-- Data lines start --
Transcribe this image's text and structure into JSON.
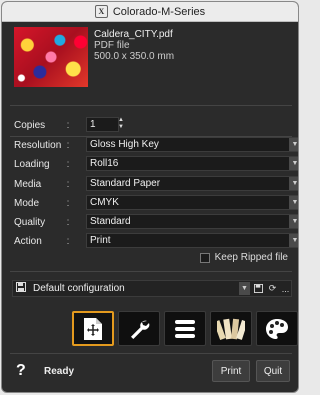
{
  "window": {
    "title": "Colorado-M-Series",
    "app_icon_glyph": "X"
  },
  "file": {
    "name": "Caldera_CITY.pdf",
    "type": "PDF file",
    "size": "500.0 x 350.0 mm"
  },
  "settings": {
    "copies": {
      "label": "Copies",
      "value": "1"
    },
    "resolution": {
      "label": "Resolution",
      "value": "Gloss High Key"
    },
    "loading": {
      "label": "Loading",
      "value": "Roll16"
    },
    "media": {
      "label": "Media",
      "value": "Standard Paper"
    },
    "mode": {
      "label": "Mode",
      "value": "CMYK"
    },
    "quality": {
      "label": "Quality",
      "value": "Standard"
    },
    "action": {
      "label": "Action",
      "value": "Print"
    },
    "colon": ":"
  },
  "keep_ripped": {
    "label": "Keep Ripped file",
    "checked": false
  },
  "configuration": {
    "value": "Default configuration",
    "more": "..."
  },
  "toolbar": {
    "tools": [
      "layout-icon",
      "wrench-icon",
      "list-icon",
      "swatch-icon",
      "palette-icon"
    ],
    "active_color": "#e49a1e"
  },
  "footer": {
    "help": "?",
    "status": "Ready",
    "print_label": "Print",
    "quit_label": "Quit"
  }
}
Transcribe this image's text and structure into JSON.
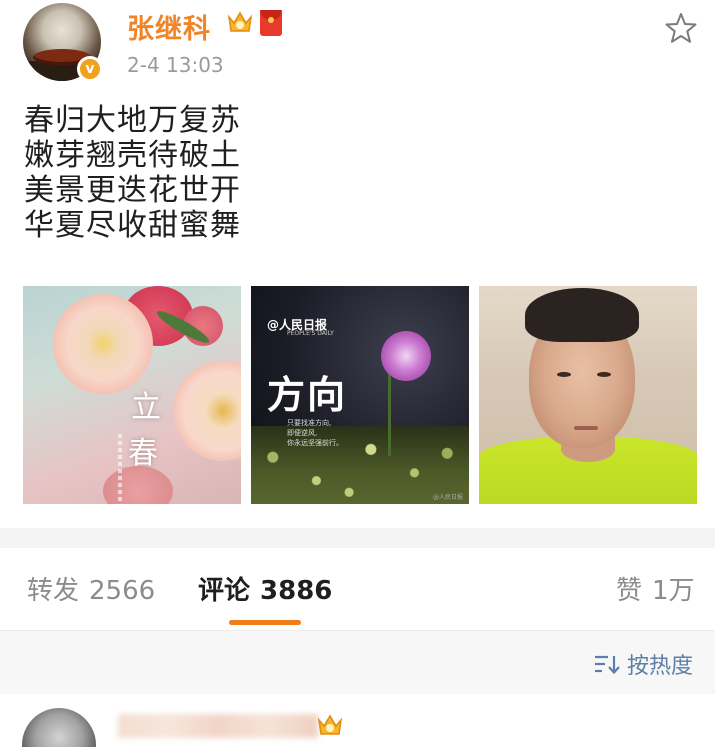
{
  "post": {
    "username": "张继科",
    "timestamp": "2-4 13:03",
    "verified_mark": "v",
    "poem": [
      "春归大地万复苏",
      "嫩芽翘壳待破土",
      "美景更迭花世开",
      "华夏尽收甜蜜舞"
    ],
    "images": [
      {
        "icon": "spring-blossom-image",
        "words": [
          "立",
          "春"
        ]
      },
      {
        "icon": "direction-poster-image",
        "logo": "@人民日报",
        "logo_sub": "PEOPLE'S DAILY",
        "title": "方向",
        "lines": [
          "只要找准方向,",
          "即便逆风,",
          "你永远坚强前行。"
        ],
        "watermark": "@人民日报"
      },
      {
        "icon": "selfie-photo-image"
      }
    ]
  },
  "tabs": {
    "repost_label": "转发",
    "repost_count": "2566",
    "comment_label": "评论",
    "comment_count": "3886",
    "like_label": "赞",
    "like_count": "1万"
  },
  "sort": {
    "label": "按热度"
  },
  "colors": {
    "accent": "#f07e1b",
    "username": "#f08426",
    "link": "#5d7ea8"
  }
}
-- Data lines end --
* _Problem description_: Output the lines above in full and exactly as given, omitting any pictures.

* _Answer_:
Transcribe this image's text and structure into JSON.
{
  "window": {
    "title": "Colorado-M-Series",
    "app_icon_glyph": "X"
  },
  "file": {
    "name": "Caldera_CITY.pdf",
    "type": "PDF file",
    "size": "500.0 x 350.0 mm"
  },
  "settings": {
    "copies": {
      "label": "Copies",
      "value": "1"
    },
    "resolution": {
      "label": "Resolution",
      "value": "Gloss High Key"
    },
    "loading": {
      "label": "Loading",
      "value": "Roll16"
    },
    "media": {
      "label": "Media",
      "value": "Standard Paper"
    },
    "mode": {
      "label": "Mode",
      "value": "CMYK"
    },
    "quality": {
      "label": "Quality",
      "value": "Standard"
    },
    "action": {
      "label": "Action",
      "value": "Print"
    },
    "colon": ":"
  },
  "keep_ripped": {
    "label": "Keep Ripped file",
    "checked": false
  },
  "configuration": {
    "value": "Default configuration",
    "more": "..."
  },
  "toolbar": {
    "tools": [
      "layout-icon",
      "wrench-icon",
      "list-icon",
      "swatch-icon",
      "palette-icon"
    ],
    "active_color": "#e49a1e"
  },
  "footer": {
    "help": "?",
    "status": "Ready",
    "print_label": "Print",
    "quit_label": "Quit"
  }
}
Transcribe this image's text and structure into JSON.
{
  "post": {
    "username": "张继科",
    "timestamp": "2-4 13:03",
    "verified_mark": "v",
    "poem": [
      "春归大地万复苏",
      "嫩芽翘壳待破土",
      "美景更迭花世开",
      "华夏尽收甜蜜舞"
    ],
    "images": [
      {
        "icon": "spring-blossom-image",
        "words": [
          "立",
          "春"
        ]
      },
      {
        "icon": "direction-poster-image",
        "logo": "@人民日报",
        "logo_sub": "PEOPLE'S DAILY",
        "title": "方向",
        "lines": [
          "只要找准方向,",
          "即便逆风,",
          "你永远坚强前行。"
        ],
        "watermark": "@人民日报"
      },
      {
        "icon": "selfie-photo-image"
      }
    ]
  },
  "tabs": {
    "repost_label": "转发",
    "repost_count": "2566",
    "comment_label": "评论",
    "comment_count": "3886",
    "like_label": "赞",
    "like_count": "1万"
  },
  "sort": {
    "label": "按热度"
  },
  "colors": {
    "accent": "#f07e1b",
    "username": "#f08426",
    "link": "#5d7ea8"
  }
}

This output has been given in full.